(GIVEN DATA)
--- Start ---
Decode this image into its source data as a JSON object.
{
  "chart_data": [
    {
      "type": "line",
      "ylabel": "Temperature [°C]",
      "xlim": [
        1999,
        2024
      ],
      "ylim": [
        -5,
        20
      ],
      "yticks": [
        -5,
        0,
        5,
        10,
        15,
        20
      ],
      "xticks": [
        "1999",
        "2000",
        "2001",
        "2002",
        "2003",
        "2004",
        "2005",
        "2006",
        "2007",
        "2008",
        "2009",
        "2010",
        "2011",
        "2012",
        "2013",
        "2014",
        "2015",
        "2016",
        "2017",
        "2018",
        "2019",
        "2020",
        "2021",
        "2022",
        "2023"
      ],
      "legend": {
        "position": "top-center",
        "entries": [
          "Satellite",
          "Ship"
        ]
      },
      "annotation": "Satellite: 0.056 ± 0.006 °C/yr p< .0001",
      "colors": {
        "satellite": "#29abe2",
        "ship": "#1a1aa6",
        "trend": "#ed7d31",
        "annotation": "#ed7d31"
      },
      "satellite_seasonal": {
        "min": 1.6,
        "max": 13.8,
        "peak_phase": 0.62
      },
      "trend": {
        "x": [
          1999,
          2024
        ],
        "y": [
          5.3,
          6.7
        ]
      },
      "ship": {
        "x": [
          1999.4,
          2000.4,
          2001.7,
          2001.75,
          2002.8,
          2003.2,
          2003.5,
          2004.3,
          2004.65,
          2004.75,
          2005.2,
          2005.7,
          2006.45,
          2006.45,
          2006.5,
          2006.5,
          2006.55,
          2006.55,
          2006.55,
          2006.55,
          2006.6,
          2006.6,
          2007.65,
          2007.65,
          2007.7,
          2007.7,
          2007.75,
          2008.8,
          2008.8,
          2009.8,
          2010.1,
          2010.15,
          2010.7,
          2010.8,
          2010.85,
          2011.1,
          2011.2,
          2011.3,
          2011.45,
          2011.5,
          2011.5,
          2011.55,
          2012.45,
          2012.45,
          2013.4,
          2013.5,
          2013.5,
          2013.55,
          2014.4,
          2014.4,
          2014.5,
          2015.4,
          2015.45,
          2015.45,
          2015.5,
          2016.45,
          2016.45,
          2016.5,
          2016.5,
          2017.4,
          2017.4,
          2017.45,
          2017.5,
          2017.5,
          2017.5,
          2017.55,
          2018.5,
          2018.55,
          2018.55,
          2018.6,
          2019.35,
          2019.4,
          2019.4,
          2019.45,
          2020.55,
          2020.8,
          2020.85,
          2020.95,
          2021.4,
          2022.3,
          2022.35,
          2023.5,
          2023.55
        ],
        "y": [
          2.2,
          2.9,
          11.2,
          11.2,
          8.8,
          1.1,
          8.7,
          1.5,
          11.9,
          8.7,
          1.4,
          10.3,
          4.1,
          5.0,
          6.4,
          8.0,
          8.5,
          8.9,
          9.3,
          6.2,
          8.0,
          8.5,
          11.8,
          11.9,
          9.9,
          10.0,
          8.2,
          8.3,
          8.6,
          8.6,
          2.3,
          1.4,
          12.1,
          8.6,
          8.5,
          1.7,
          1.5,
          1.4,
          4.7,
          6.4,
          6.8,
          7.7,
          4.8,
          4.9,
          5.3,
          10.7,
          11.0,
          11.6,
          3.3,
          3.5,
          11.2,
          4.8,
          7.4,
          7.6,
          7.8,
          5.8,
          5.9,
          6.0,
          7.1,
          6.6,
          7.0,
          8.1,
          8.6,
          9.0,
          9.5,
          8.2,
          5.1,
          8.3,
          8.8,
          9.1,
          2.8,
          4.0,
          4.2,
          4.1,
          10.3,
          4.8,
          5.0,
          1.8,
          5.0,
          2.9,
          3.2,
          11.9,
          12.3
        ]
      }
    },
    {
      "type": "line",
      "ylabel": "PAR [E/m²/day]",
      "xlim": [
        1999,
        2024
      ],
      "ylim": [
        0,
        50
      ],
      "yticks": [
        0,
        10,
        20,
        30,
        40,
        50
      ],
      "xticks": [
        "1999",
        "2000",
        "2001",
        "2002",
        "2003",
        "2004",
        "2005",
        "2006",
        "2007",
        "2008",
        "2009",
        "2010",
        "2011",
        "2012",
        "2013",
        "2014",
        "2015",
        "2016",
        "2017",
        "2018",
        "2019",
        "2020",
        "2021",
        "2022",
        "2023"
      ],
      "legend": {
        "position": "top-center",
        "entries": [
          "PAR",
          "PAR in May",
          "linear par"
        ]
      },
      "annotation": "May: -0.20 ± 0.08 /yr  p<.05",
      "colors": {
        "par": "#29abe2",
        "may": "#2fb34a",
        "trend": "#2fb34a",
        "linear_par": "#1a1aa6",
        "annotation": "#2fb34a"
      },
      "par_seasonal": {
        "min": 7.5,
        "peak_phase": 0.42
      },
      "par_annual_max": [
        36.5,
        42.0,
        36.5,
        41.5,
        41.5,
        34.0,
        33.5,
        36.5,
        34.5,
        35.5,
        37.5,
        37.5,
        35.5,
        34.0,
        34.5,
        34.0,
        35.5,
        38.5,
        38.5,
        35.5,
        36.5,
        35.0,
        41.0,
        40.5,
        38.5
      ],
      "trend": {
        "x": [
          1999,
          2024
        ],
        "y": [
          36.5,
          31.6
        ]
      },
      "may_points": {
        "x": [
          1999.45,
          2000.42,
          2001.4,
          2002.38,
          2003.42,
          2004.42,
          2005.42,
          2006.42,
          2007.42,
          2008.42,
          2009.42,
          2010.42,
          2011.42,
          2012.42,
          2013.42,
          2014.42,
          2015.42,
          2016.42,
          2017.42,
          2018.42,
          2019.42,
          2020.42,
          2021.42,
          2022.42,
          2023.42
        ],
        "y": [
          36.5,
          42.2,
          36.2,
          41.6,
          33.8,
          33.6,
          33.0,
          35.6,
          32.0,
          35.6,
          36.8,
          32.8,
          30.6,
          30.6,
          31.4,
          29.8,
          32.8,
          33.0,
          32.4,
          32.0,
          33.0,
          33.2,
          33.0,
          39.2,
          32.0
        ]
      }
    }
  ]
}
--- End ---
(OBJECTIVE) Reproduce the entries above exactly.

(TASK SOLUTION)
Decode this image into its source data as a JSON object.
{
  "chart_data": [
    {
      "type": "line",
      "ylabel": "Temperature [°C]",
      "xlim": [
        1999,
        2024
      ],
      "ylim": [
        -5,
        20
      ],
      "yticks": [
        -5,
        0,
        5,
        10,
        15,
        20
      ],
      "xticks": [
        "1999",
        "2000",
        "2001",
        "2002",
        "2003",
        "2004",
        "2005",
        "2006",
        "2007",
        "2008",
        "2009",
        "2010",
        "2011",
        "2012",
        "2013",
        "2014",
        "2015",
        "2016",
        "2017",
        "2018",
        "2019",
        "2020",
        "2021",
        "2022",
        "2023"
      ],
      "legend": {
        "position": "top-center",
        "entries": [
          "Satellite",
          "Ship"
        ]
      },
      "annotation": "Satellite: 0.056 ± 0.006 °C/yr p< .0001",
      "colors": {
        "satellite": "#29abe2",
        "ship": "#1a1aa6",
        "trend": "#ed7d31",
        "annotation": "#ed7d31"
      },
      "satellite_seasonal": {
        "min": 1.6,
        "max": 13.8,
        "peak_phase": 0.62
      },
      "trend": {
        "x": [
          1999,
          2024
        ],
        "y": [
          5.3,
          6.7
        ]
      },
      "ship": {
        "x": [
          1999.4,
          2000.4,
          2001.7,
          2001.75,
          2002.8,
          2003.2,
          2003.5,
          2004.3,
          2004.65,
          2004.75,
          2005.2,
          2005.7,
          2006.45,
          2006.45,
          2006.5,
          2006.5,
          2006.55,
          2006.55,
          2006.55,
          2006.55,
          2006.6,
          2006.6,
          2007.65,
          2007.65,
          2007.7,
          2007.7,
          2007.75,
          2008.8,
          2008.8,
          2009.8,
          2010.1,
          2010.15,
          2010.7,
          2010.8,
          2010.85,
          2011.1,
          2011.2,
          2011.3,
          2011.45,
          2011.5,
          2011.5,
          2011.55,
          2012.45,
          2012.45,
          2013.4,
          2013.5,
          2013.5,
          2013.55,
          2014.4,
          2014.4,
          2014.5,
          2015.4,
          2015.45,
          2015.45,
          2015.5,
          2016.45,
          2016.45,
          2016.5,
          2016.5,
          2017.4,
          2017.4,
          2017.45,
          2017.5,
          2017.5,
          2017.5,
          2017.55,
          2018.5,
          2018.55,
          2018.55,
          2018.6,
          2019.35,
          2019.4,
          2019.4,
          2019.45,
          2020.55,
          2020.8,
          2020.85,
          2020.95,
          2021.4,
          2022.3,
          2022.35,
          2023.5,
          2023.55
        ],
        "y": [
          2.2,
          2.9,
          11.2,
          11.2,
          8.8,
          1.1,
          8.7,
          1.5,
          11.9,
          8.7,
          1.4,
          10.3,
          4.1,
          5.0,
          6.4,
          8.0,
          8.5,
          8.9,
          9.3,
          6.2,
          8.0,
          8.5,
          11.8,
          11.9,
          9.9,
          10.0,
          8.2,
          8.3,
          8.6,
          8.6,
          2.3,
          1.4,
          12.1,
          8.6,
          8.5,
          1.7,
          1.5,
          1.4,
          4.7,
          6.4,
          6.8,
          7.7,
          4.8,
          4.9,
          5.3,
          10.7,
          11.0,
          11.6,
          3.3,
          3.5,
          11.2,
          4.8,
          7.4,
          7.6,
          7.8,
          5.8,
          5.9,
          6.0,
          7.1,
          6.6,
          7.0,
          8.1,
          8.6,
          9.0,
          9.5,
          8.2,
          5.1,
          8.3,
          8.8,
          9.1,
          2.8,
          4.0,
          4.2,
          4.1,
          10.3,
          4.8,
          5.0,
          1.8,
          5.0,
          2.9,
          3.2,
          11.9,
          12.3
        ]
      }
    },
    {
      "type": "line",
      "ylabel": "PAR [E/m²/day]",
      "xlim": [
        1999,
        2024
      ],
      "ylim": [
        0,
        50
      ],
      "yticks": [
        0,
        10,
        20,
        30,
        40,
        50
      ],
      "xticks": [
        "1999",
        "2000",
        "2001",
        "2002",
        "2003",
        "2004",
        "2005",
        "2006",
        "2007",
        "2008",
        "2009",
        "2010",
        "2011",
        "2012",
        "2013",
        "2014",
        "2015",
        "2016",
        "2017",
        "2018",
        "2019",
        "2020",
        "2021",
        "2022",
        "2023"
      ],
      "legend": {
        "position": "top-center",
        "entries": [
          "PAR",
          "PAR in May",
          "linear par"
        ]
      },
      "annotation": "May: -0.20 ± 0.08 /yr  p<.05",
      "colors": {
        "par": "#29abe2",
        "may": "#2fb34a",
        "trend": "#2fb34a",
        "linear_par": "#1a1aa6",
        "annotation": "#2fb34a"
      },
      "par_seasonal": {
        "min": 7.5,
        "peak_phase": 0.42
      },
      "par_annual_max": [
        36.5,
        42.0,
        36.5,
        41.5,
        41.5,
        34.0,
        33.5,
        36.5,
        34.5,
        35.5,
        37.5,
        37.5,
        35.5,
        34.0,
        34.5,
        34.0,
        35.5,
        38.5,
        38.5,
        35.5,
        36.5,
        35.0,
        41.0,
        40.5,
        38.5
      ],
      "trend": {
        "x": [
          1999,
          2024
        ],
        "y": [
          36.5,
          31.6
        ]
      },
      "may_points": {
        "x": [
          1999.45,
          2000.42,
          2001.4,
          2002.38,
          2003.42,
          2004.42,
          2005.42,
          2006.42,
          2007.42,
          2008.42,
          2009.42,
          2010.42,
          2011.42,
          2012.42,
          2013.42,
          2014.42,
          2015.42,
          2016.42,
          2017.42,
          2018.42,
          2019.42,
          2020.42,
          2021.42,
          2022.42,
          2023.42
        ],
        "y": [
          36.5,
          42.2,
          36.2,
          41.6,
          33.8,
          33.6,
          33.0,
          35.6,
          32.0,
          35.6,
          36.8,
          32.8,
          30.6,
          30.6,
          31.4,
          29.8,
          32.8,
          33.0,
          32.4,
          32.0,
          33.0,
          33.2,
          33.0,
          39.2,
          32.0
        ]
      }
    }
  ]
}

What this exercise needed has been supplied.